__BRIEF__
Copy every record below exactly as written, but leave out the pictures.
------ MATERIAL FOR THIS TASK
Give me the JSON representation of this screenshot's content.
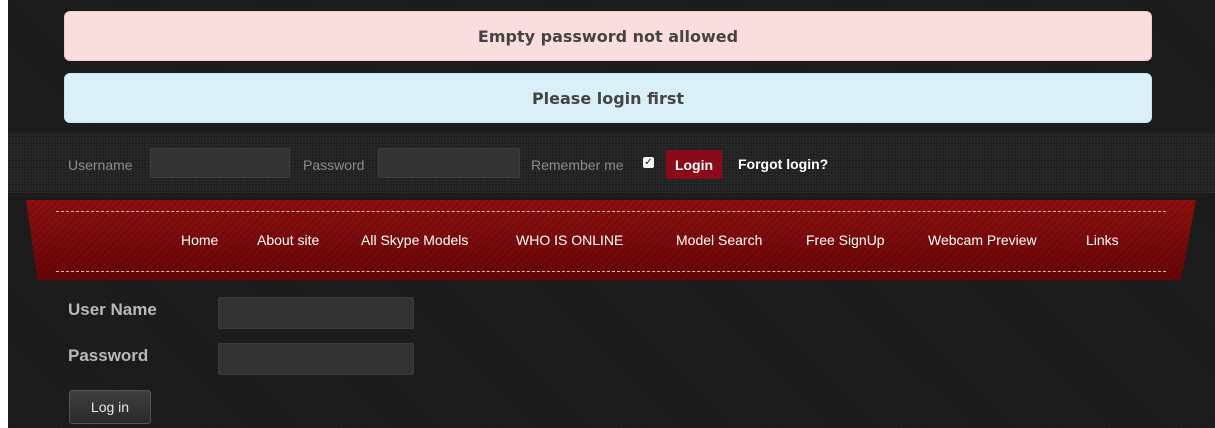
{
  "alerts": {
    "error": "Empty password not allowed",
    "info": "Please login first"
  },
  "login_bar": {
    "username_label": "Username",
    "password_label": "Password",
    "remember_label": "Remember me",
    "remember_checked": true,
    "login_button": "Login",
    "forgot_link": "Forgot login?"
  },
  "nav": {
    "items": [
      "Home",
      "About site",
      "All Skype Models",
      "WHO IS ONLINE",
      "Model Search",
      "Free SignUp",
      "Webcam Preview",
      "Links"
    ]
  },
  "login_form": {
    "username_label": "User Name",
    "password_label": "Password",
    "submit_label": "Log in"
  },
  "colors": {
    "ribbon": "#7d0a0a",
    "error_bg": "#fadddd",
    "info_bg": "#daf0f8",
    "login_button_bg": "#8b0a1a"
  }
}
------------
__RESULT OF THE EXERCISE__
Give me the JSON representation of this screenshot's content.
{
  "alerts": {
    "error": "Empty password not allowed",
    "info": "Please login first"
  },
  "login_bar": {
    "username_label": "Username",
    "password_label": "Password",
    "remember_label": "Remember me",
    "remember_checked": true,
    "login_button": "Login",
    "forgot_link": "Forgot login?"
  },
  "nav": {
    "items": [
      "Home",
      "About site",
      "All Skype Models",
      "WHO IS ONLINE",
      "Model Search",
      "Free SignUp",
      "Webcam Preview",
      "Links"
    ]
  },
  "login_form": {
    "username_label": "User Name",
    "password_label": "Password",
    "submit_label": "Log in"
  },
  "colors": {
    "ribbon": "#7d0a0a",
    "error_bg": "#fadddd",
    "info_bg": "#daf0f8",
    "login_button_bg": "#8b0a1a"
  }
}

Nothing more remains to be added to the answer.